* _EXERCISE_:
Output all of the entries exactly as written.

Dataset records
__________________________________________________
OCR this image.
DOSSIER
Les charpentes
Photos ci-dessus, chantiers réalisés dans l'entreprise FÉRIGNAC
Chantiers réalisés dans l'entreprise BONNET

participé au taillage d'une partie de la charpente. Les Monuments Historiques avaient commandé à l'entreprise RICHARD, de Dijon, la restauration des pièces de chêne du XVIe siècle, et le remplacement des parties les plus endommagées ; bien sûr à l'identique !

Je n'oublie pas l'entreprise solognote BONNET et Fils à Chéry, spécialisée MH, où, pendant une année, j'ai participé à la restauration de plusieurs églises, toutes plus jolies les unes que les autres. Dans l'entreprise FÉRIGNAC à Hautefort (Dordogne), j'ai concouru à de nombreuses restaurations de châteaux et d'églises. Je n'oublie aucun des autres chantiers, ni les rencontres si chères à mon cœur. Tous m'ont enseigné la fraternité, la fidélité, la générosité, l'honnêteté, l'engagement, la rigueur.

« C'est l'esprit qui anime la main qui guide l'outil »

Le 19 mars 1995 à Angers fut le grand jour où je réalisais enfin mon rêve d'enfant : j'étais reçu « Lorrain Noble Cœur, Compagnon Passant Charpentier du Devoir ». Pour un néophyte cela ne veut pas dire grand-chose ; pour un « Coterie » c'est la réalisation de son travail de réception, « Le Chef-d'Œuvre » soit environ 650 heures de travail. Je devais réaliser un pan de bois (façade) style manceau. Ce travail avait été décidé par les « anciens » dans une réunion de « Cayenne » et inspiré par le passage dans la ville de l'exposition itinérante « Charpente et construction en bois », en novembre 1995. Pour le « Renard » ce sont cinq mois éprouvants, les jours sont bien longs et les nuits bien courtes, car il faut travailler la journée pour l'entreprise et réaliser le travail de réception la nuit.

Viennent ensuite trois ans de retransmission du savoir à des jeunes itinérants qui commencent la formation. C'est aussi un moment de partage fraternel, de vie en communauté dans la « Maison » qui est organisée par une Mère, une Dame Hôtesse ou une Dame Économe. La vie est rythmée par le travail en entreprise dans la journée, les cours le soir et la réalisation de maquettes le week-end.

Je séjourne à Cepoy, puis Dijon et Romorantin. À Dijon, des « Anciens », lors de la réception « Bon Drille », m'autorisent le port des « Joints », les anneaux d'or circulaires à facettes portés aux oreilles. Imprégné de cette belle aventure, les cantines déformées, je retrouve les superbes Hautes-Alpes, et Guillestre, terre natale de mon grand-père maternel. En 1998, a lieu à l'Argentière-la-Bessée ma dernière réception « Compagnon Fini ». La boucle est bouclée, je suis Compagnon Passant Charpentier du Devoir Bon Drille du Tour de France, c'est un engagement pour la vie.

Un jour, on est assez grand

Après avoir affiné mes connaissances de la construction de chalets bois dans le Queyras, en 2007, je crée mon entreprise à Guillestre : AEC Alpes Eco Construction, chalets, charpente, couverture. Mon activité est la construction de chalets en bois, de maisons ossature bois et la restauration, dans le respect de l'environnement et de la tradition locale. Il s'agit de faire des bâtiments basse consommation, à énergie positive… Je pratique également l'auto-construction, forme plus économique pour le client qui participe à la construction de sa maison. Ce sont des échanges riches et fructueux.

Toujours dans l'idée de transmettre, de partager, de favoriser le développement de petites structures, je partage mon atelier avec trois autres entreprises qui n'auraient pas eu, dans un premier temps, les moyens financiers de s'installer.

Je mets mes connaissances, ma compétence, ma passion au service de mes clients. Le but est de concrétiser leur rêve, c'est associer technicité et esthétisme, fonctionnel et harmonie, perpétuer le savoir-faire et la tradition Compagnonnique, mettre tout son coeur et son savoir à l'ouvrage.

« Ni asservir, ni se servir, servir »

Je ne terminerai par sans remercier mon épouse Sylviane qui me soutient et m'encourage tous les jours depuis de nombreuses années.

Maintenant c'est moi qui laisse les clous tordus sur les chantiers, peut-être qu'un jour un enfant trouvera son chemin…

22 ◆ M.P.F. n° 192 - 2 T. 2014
__________________________________________________
* _COMPLETED EXERCISE_:
OCR this image.
DOSSIER
Les charpentes
Photos ci-dessus, chantiers réalisés dans l'entreprise FÉRIGNAC
Chantiers réalisés dans l'entreprise BONNET

participé au taillage d'une partie de la charpente. Les Monuments Historiques avaient commandé à l'entreprise RICHARD, de Dijon, la restauration des pièces de chêne du XVIe siècle, et le remplacement des parties les plus endommagées ; bien sûr à l'identique !

Je n'oublie pas l'entreprise solognote BONNET et Fils à Chéry, spécialisée MH, où, pendant une année, j'ai participé à la restauration de plusieurs églises, toutes plus jolies les unes que les autres. Dans l'entreprise FÉRIGNAC à Hautefort (Dordogne), j'ai concouru à de nombreuses restaurations de châteaux et d'églises. Je n'oublie aucun des autres chantiers, ni les rencontres si chères à mon cœur. Tous m'ont enseigné la fraternité, la fidélité, la générosité, l'honnêteté, l'engagement, la rigueur.

« C'est l'esprit qui anime la main qui guide l'outil »

Le 19 mars 1995 à Angers fut le grand jour où je réalisais enfin mon rêve d'enfant : j'étais reçu « Lorrain Noble Cœur, Compagnon Passant Charpentier du Devoir ». Pour un néophyte cela ne veut pas dire grand-chose ; pour un « Coterie » c'est la réalisation de son travail de réception, « Le Chef-d'Œuvre » soit environ 650 heures de travail. Je devais réaliser un pan de bois (façade) style manceau. Ce travail avait été décidé par les « anciens » dans une réunion de « Cayenne » et inspiré par le passage dans la ville de l'exposition itinérante « Charpente et construction en bois », en novembre 1995. Pour le « Renard » ce sont cinq mois éprouvants, les jours sont bien longs et les nuits bien courtes, car il faut travailler la journée pour l'entreprise et réaliser le travail de réception la nuit.

Viennent ensuite trois ans de retransmission du savoir à des jeunes itinérants qui commencent la formation. C'est aussi un moment de partage fraternel, de vie en communauté dans la « Maison » qui est organisée par une Mère, une Dame Hôtesse ou une Dame Économe. La vie est rythmée par le travail en entreprise dans la journée, les cours le soir et la réalisation de maquettes le week-end.

Je séjourne à Cepoy, puis Dijon et Romorantin. À Dijon, des « Anciens », lors de la réception « Bon Drille », m'autorisent le port des « Joints », les anneaux d'or circulaires à facettes portés aux oreilles. Imprégné de cette belle aventure, les cantines déformées, je retrouve les superbes Hautes-Alpes, et Guillestre, terre natale de mon grand-père maternel. En 1998, a lieu à l'Argentière-la-Bessée ma dernière réception « Compagnon Fini ». La boucle est bouclée, je suis Compagnon Passant Charpentier du Devoir Bon Drille du Tour de France, c'est un engagement pour la vie.

Un jour, on est assez grand

Après avoir affiné mes connaissances de la construction de chalets bois dans le Queyras, en 2007, je crée mon entreprise à Guillestre : AEC Alpes Eco Construction, chalets, charpente, couverture. Mon activité est la construction de chalets en bois, de maisons ossature bois et la restauration, dans le respect de l'environnement et de la tradition locale. Il s'agit de faire des bâtiments basse consommation, à énergie positive… Je pratique également l'auto-construction, forme plus économique pour le client qui participe à la construction de sa maison. Ce sont des échanges riches et fructueux.

Toujours dans l'idée de transmettre, de partager, de favoriser le développement de petites structures, je partage mon atelier avec trois autres entreprises qui n'auraient pas eu, dans un premier temps, les moyens financiers de s'installer.

Je mets mes connaissances, ma compétence, ma passion au service de mes clients. Le but est de concrétiser leur rêve, c'est associer technicité et esthétisme, fonctionnel et harmonie, perpétuer le savoir-faire et la tradition Compagnonnique, mettre tout son coeur et son savoir à l'ouvrage.

« Ni asservir, ni se servir, servir »

Je ne terminerai par sans remercier mon épouse Sylviane qui me soutient et m'encourage tous les jours depuis de nombreuses années.

Maintenant c'est moi qui laisse les clous tordus sur les chantiers, peut-être qu'un jour un enfant trouvera son chemin…

22 ◆ M.P.F. n° 192 - 2 T. 2014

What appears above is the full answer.